Rows from a dataset

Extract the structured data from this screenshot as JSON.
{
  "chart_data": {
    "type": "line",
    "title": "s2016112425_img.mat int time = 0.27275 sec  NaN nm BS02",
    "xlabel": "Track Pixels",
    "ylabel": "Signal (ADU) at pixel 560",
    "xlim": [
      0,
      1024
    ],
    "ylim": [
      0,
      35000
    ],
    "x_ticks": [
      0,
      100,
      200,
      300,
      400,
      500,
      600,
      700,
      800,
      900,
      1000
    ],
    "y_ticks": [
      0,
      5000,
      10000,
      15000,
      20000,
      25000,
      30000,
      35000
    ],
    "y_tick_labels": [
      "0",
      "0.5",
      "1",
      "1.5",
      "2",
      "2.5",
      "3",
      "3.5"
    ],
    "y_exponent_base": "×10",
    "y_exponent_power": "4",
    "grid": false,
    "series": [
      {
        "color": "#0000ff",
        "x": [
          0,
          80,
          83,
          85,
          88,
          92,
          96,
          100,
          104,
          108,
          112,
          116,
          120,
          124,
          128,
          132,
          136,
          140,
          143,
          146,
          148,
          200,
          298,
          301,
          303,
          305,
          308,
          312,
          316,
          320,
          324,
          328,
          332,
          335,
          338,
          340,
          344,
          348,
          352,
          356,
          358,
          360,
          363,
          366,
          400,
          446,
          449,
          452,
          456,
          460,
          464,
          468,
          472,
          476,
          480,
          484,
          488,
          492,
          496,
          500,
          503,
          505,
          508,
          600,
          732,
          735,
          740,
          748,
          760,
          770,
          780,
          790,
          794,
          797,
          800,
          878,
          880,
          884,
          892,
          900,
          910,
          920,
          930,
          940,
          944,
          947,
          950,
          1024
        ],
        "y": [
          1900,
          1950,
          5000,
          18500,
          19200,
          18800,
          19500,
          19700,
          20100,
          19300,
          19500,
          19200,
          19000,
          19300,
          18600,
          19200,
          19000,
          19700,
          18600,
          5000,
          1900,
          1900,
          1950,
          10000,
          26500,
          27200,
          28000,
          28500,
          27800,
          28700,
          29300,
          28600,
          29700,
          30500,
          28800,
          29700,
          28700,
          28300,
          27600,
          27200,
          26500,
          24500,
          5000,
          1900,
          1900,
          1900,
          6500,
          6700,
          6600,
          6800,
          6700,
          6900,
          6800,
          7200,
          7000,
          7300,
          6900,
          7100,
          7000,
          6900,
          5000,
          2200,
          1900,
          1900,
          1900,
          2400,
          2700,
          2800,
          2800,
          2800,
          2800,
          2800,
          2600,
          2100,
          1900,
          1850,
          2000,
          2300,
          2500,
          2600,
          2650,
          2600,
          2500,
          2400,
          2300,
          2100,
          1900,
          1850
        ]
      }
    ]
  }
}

> What needs to be done: Write out the material exactly as given.

> Finished answer:
Extract the structured data from this screenshot as JSON.
{
  "chart_data": {
    "type": "line",
    "title": "s2016112425_img.mat int time = 0.27275 sec  NaN nm BS02",
    "xlabel": "Track Pixels",
    "ylabel": "Signal (ADU) at pixel 560",
    "xlim": [
      0,
      1024
    ],
    "ylim": [
      0,
      35000
    ],
    "x_ticks": [
      0,
      100,
      200,
      300,
      400,
      500,
      600,
      700,
      800,
      900,
      1000
    ],
    "y_ticks": [
      0,
      5000,
      10000,
      15000,
      20000,
      25000,
      30000,
      35000
    ],
    "y_tick_labels": [
      "0",
      "0.5",
      "1",
      "1.5",
      "2",
      "2.5",
      "3",
      "3.5"
    ],
    "y_exponent_base": "×10",
    "y_exponent_power": "4",
    "grid": false,
    "series": [
      {
        "color": "#0000ff",
        "x": [
          0,
          80,
          83,
          85,
          88,
          92,
          96,
          100,
          104,
          108,
          112,
          116,
          120,
          124,
          128,
          132,
          136,
          140,
          143,
          146,
          148,
          200,
          298,
          301,
          303,
          305,
          308,
          312,
          316,
          320,
          324,
          328,
          332,
          335,
          338,
          340,
          344,
          348,
          352,
          356,
          358,
          360,
          363,
          366,
          400,
          446,
          449,
          452,
          456,
          460,
          464,
          468,
          472,
          476,
          480,
          484,
          488,
          492,
          496,
          500,
          503,
          505,
          508,
          600,
          732,
          735,
          740,
          748,
          760,
          770,
          780,
          790,
          794,
          797,
          800,
          878,
          880,
          884,
          892,
          900,
          910,
          920,
          930,
          940,
          944,
          947,
          950,
          1024
        ],
        "y": [
          1900,
          1950,
          5000,
          18500,
          19200,
          18800,
          19500,
          19700,
          20100,
          19300,
          19500,
          19200,
          19000,
          19300,
          18600,
          19200,
          19000,
          19700,
          18600,
          5000,
          1900,
          1900,
          1950,
          10000,
          26500,
          27200,
          28000,
          28500,
          27800,
          28700,
          29300,
          28600,
          29700,
          30500,
          28800,
          29700,
          28700,
          28300,
          27600,
          27200,
          26500,
          24500,
          5000,
          1900,
          1900,
          1900,
          6500,
          6700,
          6600,
          6800,
          6700,
          6900,
          6800,
          7200,
          7000,
          7300,
          6900,
          7100,
          7000,
          6900,
          5000,
          2200,
          1900,
          1900,
          1900,
          2400,
          2700,
          2800,
          2800,
          2800,
          2800,
          2800,
          2600,
          2100,
          1900,
          1850,
          2000,
          2300,
          2500,
          2600,
          2650,
          2600,
          2500,
          2400,
          2300,
          2100,
          1900,
          1850
        ]
      }
    ]
  }
}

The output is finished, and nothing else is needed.